Data records =>
━━━━━━━━
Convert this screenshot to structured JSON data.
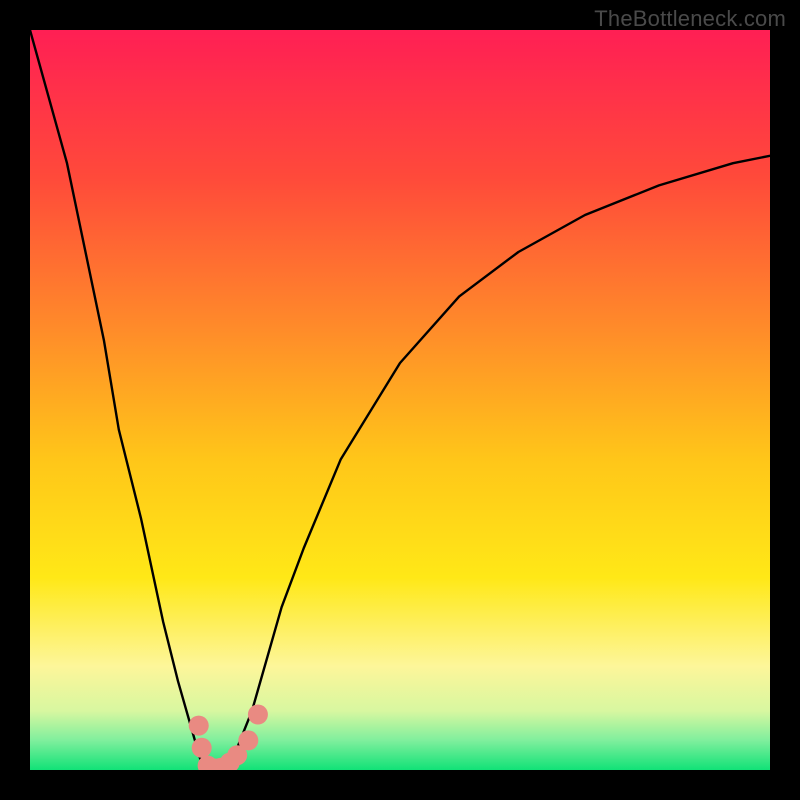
{
  "watermark": "TheBottleneck.com",
  "chart_data": {
    "type": "line",
    "title": "",
    "xlabel": "",
    "ylabel": "",
    "xlim": [
      0,
      100
    ],
    "ylim": [
      0,
      100
    ],
    "series": [
      {
        "name": "bottleneck-curve",
        "x": [
          0,
          5,
          10,
          12,
          15,
          18,
          20,
          22,
          23,
          24,
          25,
          26,
          27,
          28,
          30,
          32,
          34,
          37,
          42,
          50,
          58,
          66,
          75,
          85,
          95,
          100
        ],
        "y": [
          100,
          82,
          58,
          46,
          34,
          20,
          12,
          5,
          1.5,
          0.3,
          0,
          0.3,
          1.2,
          3,
          8,
          15,
          22,
          30,
          42,
          55,
          64,
          70,
          75,
          79,
          82,
          83
        ]
      }
    ],
    "markers": [
      {
        "name": "sample-points",
        "x": [
          22.8,
          23.2,
          24.0,
          25.0,
          25.8,
          27.0,
          28.0,
          29.5,
          30.8
        ],
        "y": [
          6.0,
          3.0,
          0.6,
          0.2,
          0.3,
          1.0,
          2.0,
          4.0,
          7.5
        ]
      }
    ],
    "gradient": {
      "stops": [
        {
          "pos": 0.0,
          "color": "#ff1f54"
        },
        {
          "pos": 0.2,
          "color": "#ff4a3a"
        },
        {
          "pos": 0.4,
          "color": "#ff8a2a"
        },
        {
          "pos": 0.58,
          "color": "#ffc619"
        },
        {
          "pos": 0.74,
          "color": "#ffe817"
        },
        {
          "pos": 0.86,
          "color": "#fdf69a"
        },
        {
          "pos": 0.92,
          "color": "#d8f7a0"
        },
        {
          "pos": 0.96,
          "color": "#7fef9d"
        },
        {
          "pos": 1.0,
          "color": "#11e277"
        }
      ]
    }
  }
}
━━━━━━━━
AIM OF THE TASK => Copy every line of the records above that holds the word "color".

WRITTEN ANSWER =>
          "color": "#ff1f54"
          "color": "#ff4a3a"
          "color": "#ff8a2a"
          "color": "#ffc619"
          "color": "#ffe817"
          "color": "#fdf69a"
          "color": "#d8f7a0"
          "color": "#7fef9d"
          "color": "#11e277"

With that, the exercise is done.